__Requirement__: Transcribe the lines below verbatim, skipping the images.

── Exercise data

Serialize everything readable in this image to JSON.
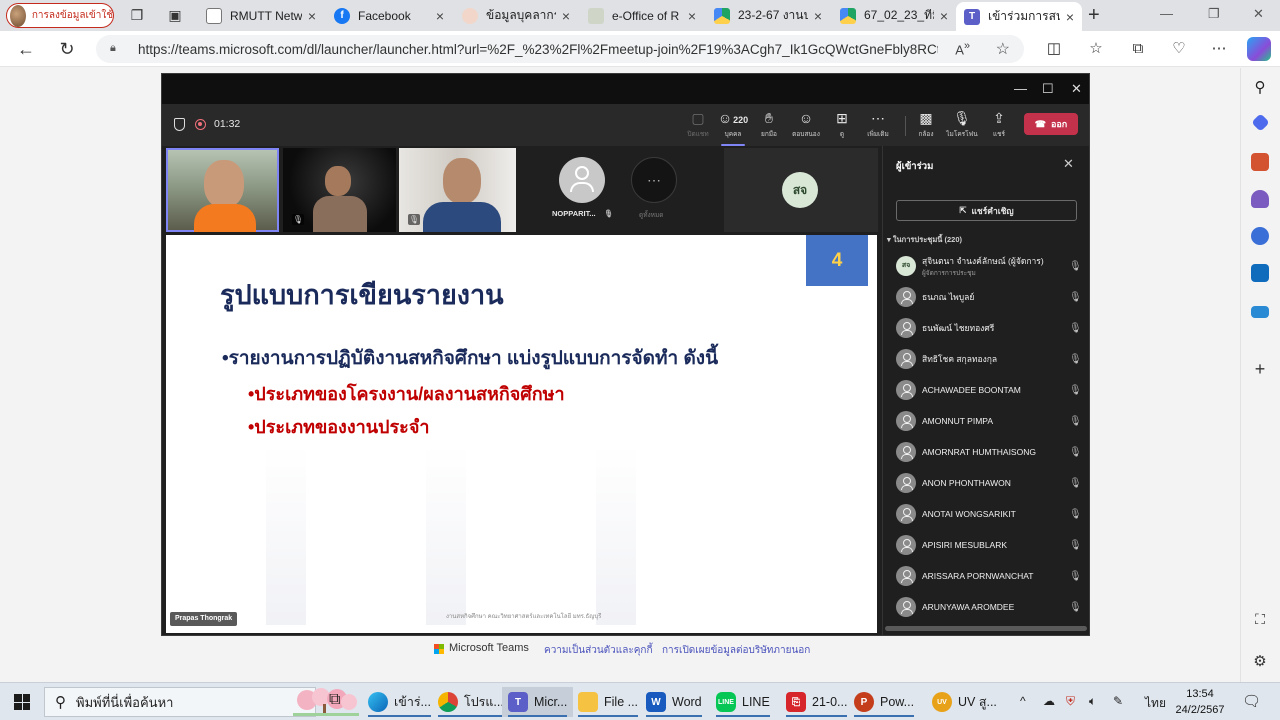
{
  "browser": {
    "profile_label": "การลงข้อมูลเข้าใช้",
    "tabs": [
      {
        "label": "RMUTT Netw",
        "icon": "document-icon"
      },
      {
        "label": "Facebook",
        "icon": "facebook-icon"
      },
      {
        "label": "ข้อมูลบุคลากร",
        "icon": "drop-icon"
      },
      {
        "label": "e-Office of R",
        "icon": "eoffice-icon"
      },
      {
        "label": "23-2-67 งานป",
        "icon": "google-drive-icon"
      },
      {
        "label": "67_02_23_ทีมี",
        "icon": "google-drive-icon"
      },
      {
        "label": "เข้าร่วมการสนท",
        "icon": "teams-icon"
      }
    ],
    "url": "https://teams.microsoft.com/dl/launcher/launcher.html?url=%2F_%23%2Fl%2Fmeetup-join%2F19%3ACgh7_Ik1GcQWctGneFbly8RCtyhqkf..."
  },
  "meeting": {
    "timer": "01:32",
    "toolbar": [
      {
        "label": "ปิดแชท",
        "icon": "chat-icon",
        "dim": true
      },
      {
        "label": "บุคคล",
        "icon": "people-icon",
        "count": "220",
        "selected": true
      },
      {
        "label": "ยกมือ",
        "icon": "raise-hand-icon"
      },
      {
        "label": "ตอบสนอง",
        "icon": "react-icon"
      },
      {
        "label": "ดู",
        "icon": "view-icon"
      },
      {
        "label": "เพิ่มเติม",
        "icon": "more-icon"
      },
      {
        "label": "กล้อง",
        "icon": "camera-off-icon"
      },
      {
        "label": "ไมโครโฟน",
        "icon": "mic-off-icon"
      },
      {
        "label": "แชร์",
        "icon": "share-icon"
      }
    ],
    "leave_label": "ออก",
    "tiles": {
      "participant_name": "NOPPARIT...",
      "more_label": "ดูทั้งหมด",
      "initials": "สจ"
    },
    "slide": {
      "number": "4",
      "title": "รูปแบบการเขียนรายงาน",
      "bullet_main": "•รายงานการปฏิบัติงานสหกิจศึกษา แบ่งรูปแบบการจัดทำ ดังนี้",
      "sub_bullets": [
        "•ประเภทของโครงงาน/ผลงานสหกิจศึกษา",
        "•ประเภทของงานประจำ"
      ],
      "footer": "งานสหกิจศึกษา คณะวิทยาศาสตร์และเทคโนโลยี มทร.ธัญบุรี"
    },
    "speaker_tag": "Prapas Thongrak",
    "participants_panel": {
      "title": "ผู้เข้าร่วม",
      "share_invite": "แชร์คำเชิญ",
      "section": "ในการประชุมนี้ (220)",
      "people": [
        {
          "name": "สุจินตนา จำนงค์ลักษณ์ (ผู้จัดการ)",
          "role": "ผู้จัดการการประชุม",
          "initials": "สจ"
        },
        {
          "name": "ธนภณ ไพบูลย์"
        },
        {
          "name": "ธนพัฒน์ ไชยทองศรี"
        },
        {
          "name": "สิทธิโชค สกุลทองกุล"
        },
        {
          "name": "ACHAWADEE BOONTAM"
        },
        {
          "name": "AMONNUT PIMPA"
        },
        {
          "name": "AMORNRAT HUMTHAISONG"
        },
        {
          "name": "ANON PHONTHAWON"
        },
        {
          "name": "ANOTAI WONGSARIKIT"
        },
        {
          "name": "APISIRI MESUBLARK"
        },
        {
          "name": "ARISSARA PORNWANCHAT"
        },
        {
          "name": "ARUNYAWA AROMDEE"
        }
      ]
    }
  },
  "page_footer": {
    "brand": "Microsoft Teams",
    "privacy": "ความเป็นส่วนตัวและคุกกี้",
    "third_party": "การเปิดเผยข้อมูลต่อบริษัทภายนอก"
  },
  "taskbar": {
    "search_placeholder": "พิมพ์ที่นี่เพื่อค้นหา",
    "apps": [
      {
        "label": "เข้าร่...",
        "icon": "edge-icon"
      },
      {
        "label": "โปรแ...",
        "icon": "chrome-icon"
      },
      {
        "label": "Micr...",
        "icon": "teams-icon"
      },
      {
        "label": "File ...",
        "icon": "file-explorer-icon"
      },
      {
        "label": "Word",
        "icon": "word-icon"
      },
      {
        "label": "LINE",
        "icon": "line-icon"
      },
      {
        "label": "21-0...",
        "icon": "pdf-icon"
      },
      {
        "label": "Pow...",
        "icon": "powerpoint-icon"
      },
      {
        "label": "UV สู...",
        "icon": "uv-icon"
      }
    ],
    "language": "ไทย",
    "time": "13:54",
    "date": "24/2/2567"
  },
  "colors": {
    "accent": "#7f85f5",
    "leave": "#c4314b",
    "slide_title": "#1a2a5a",
    "slide_sub": "#c00000",
    "slide_number_bg": "#4472c4"
  }
}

────

__Answer to this problem__:
Serialize everything readable in this image to JSON.
{
  "browser": {
    "profile_label": "การลงข้อมูลเข้าใช้",
    "tabs": [
      {
        "label": "RMUTT Netw",
        "icon": "document-icon"
      },
      {
        "label": "Facebook",
        "icon": "facebook-icon"
      },
      {
        "label": "ข้อมูลบุคลากร",
        "icon": "drop-icon"
      },
      {
        "label": "e-Office of R",
        "icon": "eoffice-icon"
      },
      {
        "label": "23-2-67 งานป",
        "icon": "google-drive-icon"
      },
      {
        "label": "67_02_23_ทีมี",
        "icon": "google-drive-icon"
      },
      {
        "label": "เข้าร่วมการสนท",
        "icon": "teams-icon"
      }
    ],
    "url": "https://teams.microsoft.com/dl/launcher/launcher.html?url=%2F_%23%2Fl%2Fmeetup-join%2F19%3ACgh7_Ik1GcQWctGneFbly8RCtyhqkf..."
  },
  "meeting": {
    "timer": "01:32",
    "toolbar": [
      {
        "label": "ปิดแชท",
        "icon": "chat-icon",
        "dim": true
      },
      {
        "label": "บุคคล",
        "icon": "people-icon",
        "count": "220",
        "selected": true
      },
      {
        "label": "ยกมือ",
        "icon": "raise-hand-icon"
      },
      {
        "label": "ตอบสนอง",
        "icon": "react-icon"
      },
      {
        "label": "ดู",
        "icon": "view-icon"
      },
      {
        "label": "เพิ่มเติม",
        "icon": "more-icon"
      },
      {
        "label": "กล้อง",
        "icon": "camera-off-icon"
      },
      {
        "label": "ไมโครโฟน",
        "icon": "mic-off-icon"
      },
      {
        "label": "แชร์",
        "icon": "share-icon"
      }
    ],
    "leave_label": "ออก",
    "tiles": {
      "participant_name": "NOPPARIT...",
      "more_label": "ดูทั้งหมด",
      "initials": "สจ"
    },
    "slide": {
      "number": "4",
      "title": "รูปแบบการเขียนรายงาน",
      "bullet_main": "•รายงานการปฏิบัติงานสหกิจศึกษา แบ่งรูปแบบการจัดทำ ดังนี้",
      "sub_bullets": [
        "•ประเภทของโครงงาน/ผลงานสหกิจศึกษา",
        "•ประเภทของงานประจำ"
      ],
      "footer": "งานสหกิจศึกษา คณะวิทยาศาสตร์และเทคโนโลยี มทร.ธัญบุรี"
    },
    "speaker_tag": "Prapas Thongrak",
    "participants_panel": {
      "title": "ผู้เข้าร่วม",
      "share_invite": "แชร์คำเชิญ",
      "section": "ในการประชุมนี้ (220)",
      "people": [
        {
          "name": "สุจินตนา จำนงค์ลักษณ์ (ผู้จัดการ)",
          "role": "ผู้จัดการการประชุม",
          "initials": "สจ"
        },
        {
          "name": "ธนภณ ไพบูลย์"
        },
        {
          "name": "ธนพัฒน์ ไชยทองศรี"
        },
        {
          "name": "สิทธิโชค สกุลทองกุล"
        },
        {
          "name": "ACHAWADEE BOONTAM"
        },
        {
          "name": "AMONNUT PIMPA"
        },
        {
          "name": "AMORNRAT HUMTHAISONG"
        },
        {
          "name": "ANON PHONTHAWON"
        },
        {
          "name": "ANOTAI WONGSARIKIT"
        },
        {
          "name": "APISIRI MESUBLARK"
        },
        {
          "name": "ARISSARA PORNWANCHAT"
        },
        {
          "name": "ARUNYAWA AROMDEE"
        }
      ]
    }
  },
  "page_footer": {
    "brand": "Microsoft Teams",
    "privacy": "ความเป็นส่วนตัวและคุกกี้",
    "third_party": "การเปิดเผยข้อมูลต่อบริษัทภายนอก"
  },
  "taskbar": {
    "search_placeholder": "พิมพ์ที่นี่เพื่อค้นหา",
    "apps": [
      {
        "label": "เข้าร่...",
        "icon": "edge-icon"
      },
      {
        "label": "โปรแ...",
        "icon": "chrome-icon"
      },
      {
        "label": "Micr...",
        "icon": "teams-icon"
      },
      {
        "label": "File ...",
        "icon": "file-explorer-icon"
      },
      {
        "label": "Word",
        "icon": "word-icon"
      },
      {
        "label": "LINE",
        "icon": "line-icon"
      },
      {
        "label": "21-0...",
        "icon": "pdf-icon"
      },
      {
        "label": "Pow...",
        "icon": "powerpoint-icon"
      },
      {
        "label": "UV สู...",
        "icon": "uv-icon"
      }
    ],
    "language": "ไทย",
    "time": "13:54",
    "date": "24/2/2567"
  },
  "colors": {
    "accent": "#7f85f5",
    "leave": "#c4314b",
    "slide_title": "#1a2a5a",
    "slide_sub": "#c00000",
    "slide_number_bg": "#4472c4"
  }
}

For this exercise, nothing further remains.